**Exercise**
Identify all lines in the data containing the string "ylabel". Copy them out.

**Material to process**
──────────────────────────────

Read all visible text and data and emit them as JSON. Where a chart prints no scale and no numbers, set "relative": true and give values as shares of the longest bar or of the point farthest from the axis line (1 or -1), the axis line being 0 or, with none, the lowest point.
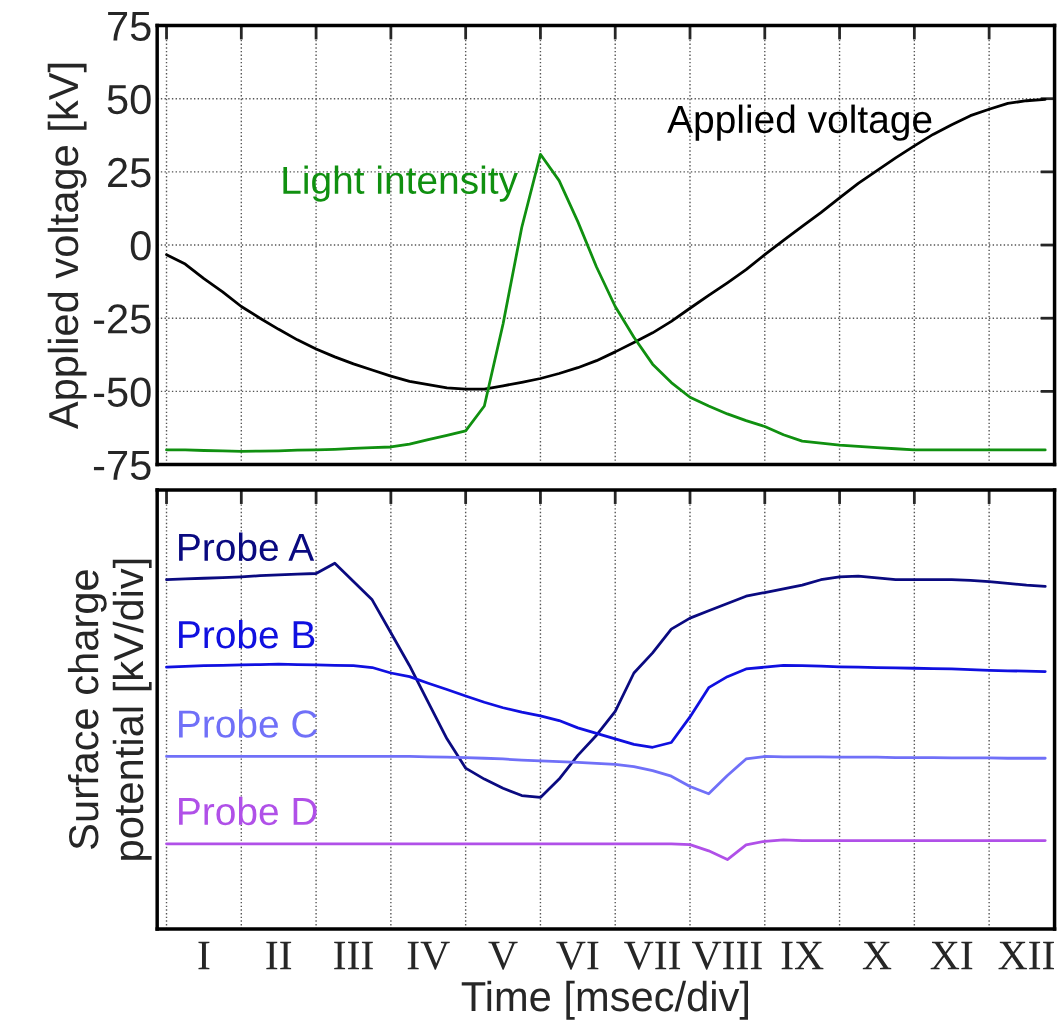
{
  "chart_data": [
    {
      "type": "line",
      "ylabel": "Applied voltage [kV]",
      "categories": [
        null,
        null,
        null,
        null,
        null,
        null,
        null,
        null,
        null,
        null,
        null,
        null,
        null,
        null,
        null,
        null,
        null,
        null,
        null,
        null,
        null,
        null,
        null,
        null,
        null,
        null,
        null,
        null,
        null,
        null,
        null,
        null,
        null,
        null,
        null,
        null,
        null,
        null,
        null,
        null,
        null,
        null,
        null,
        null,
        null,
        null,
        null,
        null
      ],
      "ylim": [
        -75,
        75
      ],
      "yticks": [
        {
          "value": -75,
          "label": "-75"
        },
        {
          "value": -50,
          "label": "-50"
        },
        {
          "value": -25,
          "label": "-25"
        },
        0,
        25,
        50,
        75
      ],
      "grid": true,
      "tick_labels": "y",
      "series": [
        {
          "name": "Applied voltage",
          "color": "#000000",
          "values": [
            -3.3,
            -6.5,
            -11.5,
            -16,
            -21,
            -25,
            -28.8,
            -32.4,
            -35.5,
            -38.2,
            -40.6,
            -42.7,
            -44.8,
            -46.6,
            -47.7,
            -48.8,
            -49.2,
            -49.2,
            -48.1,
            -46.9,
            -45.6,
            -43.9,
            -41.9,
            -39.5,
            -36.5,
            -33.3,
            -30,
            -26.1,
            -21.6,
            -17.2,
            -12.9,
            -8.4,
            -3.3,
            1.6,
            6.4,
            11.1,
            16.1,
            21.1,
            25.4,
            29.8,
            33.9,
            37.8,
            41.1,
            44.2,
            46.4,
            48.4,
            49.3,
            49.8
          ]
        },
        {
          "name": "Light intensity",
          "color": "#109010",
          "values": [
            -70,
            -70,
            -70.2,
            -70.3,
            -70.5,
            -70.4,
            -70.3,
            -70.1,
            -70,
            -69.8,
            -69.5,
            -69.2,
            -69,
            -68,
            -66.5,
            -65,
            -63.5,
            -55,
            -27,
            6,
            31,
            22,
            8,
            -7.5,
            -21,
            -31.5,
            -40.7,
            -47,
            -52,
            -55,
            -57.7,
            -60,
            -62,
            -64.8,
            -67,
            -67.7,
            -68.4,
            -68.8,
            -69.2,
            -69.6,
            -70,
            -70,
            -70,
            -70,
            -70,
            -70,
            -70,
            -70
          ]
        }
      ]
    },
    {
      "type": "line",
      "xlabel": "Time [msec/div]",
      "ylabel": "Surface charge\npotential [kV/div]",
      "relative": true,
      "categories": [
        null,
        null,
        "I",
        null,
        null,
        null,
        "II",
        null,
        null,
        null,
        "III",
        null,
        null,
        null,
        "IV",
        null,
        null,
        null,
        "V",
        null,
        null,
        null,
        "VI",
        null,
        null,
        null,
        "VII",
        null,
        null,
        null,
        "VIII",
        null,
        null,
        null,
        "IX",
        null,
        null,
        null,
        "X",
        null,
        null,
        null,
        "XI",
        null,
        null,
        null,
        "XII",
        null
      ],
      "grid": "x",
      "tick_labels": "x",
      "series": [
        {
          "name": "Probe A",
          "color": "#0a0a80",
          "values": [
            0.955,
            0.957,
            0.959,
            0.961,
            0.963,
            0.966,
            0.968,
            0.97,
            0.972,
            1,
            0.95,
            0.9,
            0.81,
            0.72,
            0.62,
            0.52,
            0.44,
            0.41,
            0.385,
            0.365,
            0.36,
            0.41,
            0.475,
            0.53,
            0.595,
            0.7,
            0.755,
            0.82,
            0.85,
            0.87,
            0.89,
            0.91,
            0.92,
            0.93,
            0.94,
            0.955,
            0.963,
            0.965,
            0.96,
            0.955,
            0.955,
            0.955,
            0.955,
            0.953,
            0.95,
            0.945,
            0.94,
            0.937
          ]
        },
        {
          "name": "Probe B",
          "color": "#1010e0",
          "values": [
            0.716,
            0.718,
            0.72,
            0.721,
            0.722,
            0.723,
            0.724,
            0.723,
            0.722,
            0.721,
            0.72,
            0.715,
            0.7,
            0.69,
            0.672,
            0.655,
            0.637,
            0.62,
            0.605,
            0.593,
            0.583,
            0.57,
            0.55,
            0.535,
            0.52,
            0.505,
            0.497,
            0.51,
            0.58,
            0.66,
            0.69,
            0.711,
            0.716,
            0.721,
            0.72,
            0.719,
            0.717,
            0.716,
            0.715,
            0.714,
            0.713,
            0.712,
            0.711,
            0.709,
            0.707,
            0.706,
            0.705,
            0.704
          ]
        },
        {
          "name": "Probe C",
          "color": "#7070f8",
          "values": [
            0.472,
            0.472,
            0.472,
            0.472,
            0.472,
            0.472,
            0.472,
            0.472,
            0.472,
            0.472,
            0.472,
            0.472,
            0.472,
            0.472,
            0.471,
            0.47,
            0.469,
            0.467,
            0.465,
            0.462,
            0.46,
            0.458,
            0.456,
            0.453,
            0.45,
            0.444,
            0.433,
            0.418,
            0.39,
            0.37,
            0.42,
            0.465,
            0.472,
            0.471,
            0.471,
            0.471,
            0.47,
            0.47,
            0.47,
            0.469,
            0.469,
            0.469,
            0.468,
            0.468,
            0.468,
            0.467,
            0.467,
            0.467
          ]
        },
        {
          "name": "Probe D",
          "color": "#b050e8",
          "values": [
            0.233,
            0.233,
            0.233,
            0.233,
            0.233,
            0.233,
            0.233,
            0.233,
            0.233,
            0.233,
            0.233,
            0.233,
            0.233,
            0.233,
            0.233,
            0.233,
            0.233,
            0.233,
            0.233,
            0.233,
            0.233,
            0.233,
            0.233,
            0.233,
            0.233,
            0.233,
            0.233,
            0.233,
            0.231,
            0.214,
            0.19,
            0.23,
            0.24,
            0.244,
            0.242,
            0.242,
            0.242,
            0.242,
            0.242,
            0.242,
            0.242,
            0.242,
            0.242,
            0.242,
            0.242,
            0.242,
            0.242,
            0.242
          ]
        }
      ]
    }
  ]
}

──────────────────────────────

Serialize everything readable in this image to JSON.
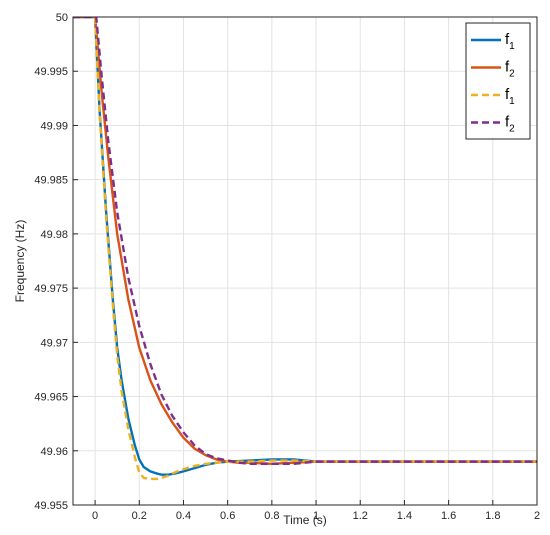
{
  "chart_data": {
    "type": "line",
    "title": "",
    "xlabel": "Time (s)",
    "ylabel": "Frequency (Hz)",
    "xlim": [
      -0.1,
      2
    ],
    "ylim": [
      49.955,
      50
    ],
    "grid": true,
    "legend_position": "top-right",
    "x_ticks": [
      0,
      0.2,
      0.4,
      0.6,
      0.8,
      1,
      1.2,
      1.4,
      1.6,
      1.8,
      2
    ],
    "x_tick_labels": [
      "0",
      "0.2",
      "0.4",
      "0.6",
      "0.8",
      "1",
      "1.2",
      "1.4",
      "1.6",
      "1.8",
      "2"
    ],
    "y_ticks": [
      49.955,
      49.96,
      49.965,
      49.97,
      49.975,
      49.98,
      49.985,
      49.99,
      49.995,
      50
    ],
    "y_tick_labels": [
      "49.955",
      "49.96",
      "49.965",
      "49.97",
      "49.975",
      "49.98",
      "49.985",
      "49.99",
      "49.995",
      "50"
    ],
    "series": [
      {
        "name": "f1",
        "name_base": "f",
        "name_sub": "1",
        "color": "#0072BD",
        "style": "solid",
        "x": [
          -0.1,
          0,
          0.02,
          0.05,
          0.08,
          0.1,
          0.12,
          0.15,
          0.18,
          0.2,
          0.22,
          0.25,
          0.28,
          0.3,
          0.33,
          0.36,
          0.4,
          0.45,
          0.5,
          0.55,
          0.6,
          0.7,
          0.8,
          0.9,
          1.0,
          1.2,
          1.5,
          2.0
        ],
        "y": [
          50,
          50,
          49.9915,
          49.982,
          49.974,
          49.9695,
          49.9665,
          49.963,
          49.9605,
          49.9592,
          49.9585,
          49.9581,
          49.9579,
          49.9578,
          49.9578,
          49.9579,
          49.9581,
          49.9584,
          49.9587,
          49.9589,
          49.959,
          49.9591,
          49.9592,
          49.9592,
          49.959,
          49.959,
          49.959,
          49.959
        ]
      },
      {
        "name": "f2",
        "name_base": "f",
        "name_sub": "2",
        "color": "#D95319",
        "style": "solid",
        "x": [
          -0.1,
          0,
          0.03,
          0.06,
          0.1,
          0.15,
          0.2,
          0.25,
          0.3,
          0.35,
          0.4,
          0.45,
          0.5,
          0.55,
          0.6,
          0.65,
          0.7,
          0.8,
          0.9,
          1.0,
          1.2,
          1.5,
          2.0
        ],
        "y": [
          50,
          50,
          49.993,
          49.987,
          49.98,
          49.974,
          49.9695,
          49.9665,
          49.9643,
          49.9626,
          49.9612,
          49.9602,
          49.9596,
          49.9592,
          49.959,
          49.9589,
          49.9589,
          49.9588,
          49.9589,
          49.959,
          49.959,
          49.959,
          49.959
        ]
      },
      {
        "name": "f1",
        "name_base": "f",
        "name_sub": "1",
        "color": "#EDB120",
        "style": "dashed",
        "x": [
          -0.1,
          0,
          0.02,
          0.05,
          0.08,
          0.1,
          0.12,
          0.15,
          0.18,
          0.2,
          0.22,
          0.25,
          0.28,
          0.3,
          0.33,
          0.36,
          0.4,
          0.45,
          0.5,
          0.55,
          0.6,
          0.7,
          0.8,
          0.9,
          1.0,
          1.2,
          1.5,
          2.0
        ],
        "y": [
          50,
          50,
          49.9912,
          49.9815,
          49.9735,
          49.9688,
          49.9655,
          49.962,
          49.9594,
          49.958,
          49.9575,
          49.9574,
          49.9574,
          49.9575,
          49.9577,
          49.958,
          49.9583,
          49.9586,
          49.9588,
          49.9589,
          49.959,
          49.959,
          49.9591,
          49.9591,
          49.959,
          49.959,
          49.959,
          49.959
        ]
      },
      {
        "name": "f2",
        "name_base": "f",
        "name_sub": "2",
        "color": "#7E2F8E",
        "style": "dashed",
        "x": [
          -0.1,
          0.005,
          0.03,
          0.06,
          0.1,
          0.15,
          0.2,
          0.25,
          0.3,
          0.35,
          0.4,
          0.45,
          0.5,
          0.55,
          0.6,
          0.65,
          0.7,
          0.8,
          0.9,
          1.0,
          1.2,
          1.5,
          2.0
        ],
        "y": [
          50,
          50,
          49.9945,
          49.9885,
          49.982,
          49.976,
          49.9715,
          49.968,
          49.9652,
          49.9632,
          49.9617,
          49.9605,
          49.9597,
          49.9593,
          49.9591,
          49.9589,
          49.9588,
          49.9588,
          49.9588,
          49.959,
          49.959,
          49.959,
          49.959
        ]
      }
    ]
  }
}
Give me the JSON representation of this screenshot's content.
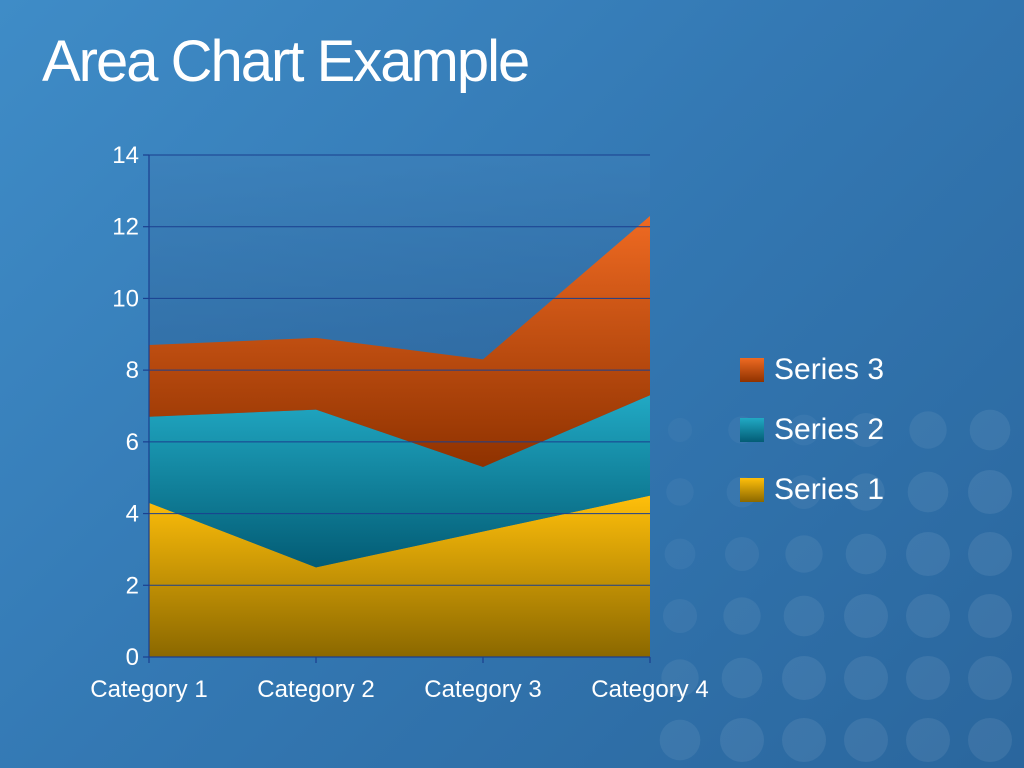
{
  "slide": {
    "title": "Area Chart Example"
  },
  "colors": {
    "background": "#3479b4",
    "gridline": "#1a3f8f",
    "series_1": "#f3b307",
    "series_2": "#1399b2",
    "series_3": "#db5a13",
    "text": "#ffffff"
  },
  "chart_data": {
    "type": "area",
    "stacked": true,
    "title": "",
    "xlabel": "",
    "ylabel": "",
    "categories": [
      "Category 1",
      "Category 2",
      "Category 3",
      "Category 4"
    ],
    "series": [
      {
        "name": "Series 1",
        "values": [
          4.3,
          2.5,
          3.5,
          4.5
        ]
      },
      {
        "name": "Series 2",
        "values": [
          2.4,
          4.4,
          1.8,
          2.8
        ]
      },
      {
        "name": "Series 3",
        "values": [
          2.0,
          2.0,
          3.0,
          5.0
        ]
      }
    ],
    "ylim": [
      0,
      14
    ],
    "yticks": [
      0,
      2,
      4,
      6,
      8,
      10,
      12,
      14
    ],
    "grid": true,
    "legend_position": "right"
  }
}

──────────────────────────────

**Exercise result**
      "ylabel": "Applied voltage [kV]",
      "ylabel": "Surface charge\npotential [kV/div]",
    "ylabel": "Frequency (Hz)",
    "ylabel": "",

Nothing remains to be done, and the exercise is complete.